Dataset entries
>>

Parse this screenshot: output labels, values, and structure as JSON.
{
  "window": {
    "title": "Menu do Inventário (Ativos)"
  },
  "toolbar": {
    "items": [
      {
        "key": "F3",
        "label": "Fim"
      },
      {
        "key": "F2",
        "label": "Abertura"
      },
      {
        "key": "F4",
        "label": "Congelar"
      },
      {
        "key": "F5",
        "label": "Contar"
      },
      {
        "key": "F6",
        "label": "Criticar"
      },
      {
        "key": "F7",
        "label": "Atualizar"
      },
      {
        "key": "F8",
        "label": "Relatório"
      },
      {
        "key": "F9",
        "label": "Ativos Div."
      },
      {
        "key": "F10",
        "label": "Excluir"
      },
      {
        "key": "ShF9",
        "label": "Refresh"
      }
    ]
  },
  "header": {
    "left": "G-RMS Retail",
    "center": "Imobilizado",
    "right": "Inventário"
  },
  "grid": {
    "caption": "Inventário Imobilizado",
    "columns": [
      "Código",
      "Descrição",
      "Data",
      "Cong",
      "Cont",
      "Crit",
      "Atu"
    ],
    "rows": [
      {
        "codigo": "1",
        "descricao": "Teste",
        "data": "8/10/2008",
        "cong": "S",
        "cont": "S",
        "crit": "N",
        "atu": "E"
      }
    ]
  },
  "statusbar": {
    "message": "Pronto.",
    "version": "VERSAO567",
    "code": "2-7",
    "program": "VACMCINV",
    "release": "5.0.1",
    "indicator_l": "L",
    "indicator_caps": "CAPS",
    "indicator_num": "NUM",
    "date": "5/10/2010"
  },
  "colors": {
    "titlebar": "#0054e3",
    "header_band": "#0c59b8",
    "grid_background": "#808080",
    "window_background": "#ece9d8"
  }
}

<<

**Task to carry out:**
Gather each line of the listing that holds the string "Ativos".

**Answer for this exercise:**
    "title": "Menu do Inventário (Ativos)"
        "label": "Ativos Div."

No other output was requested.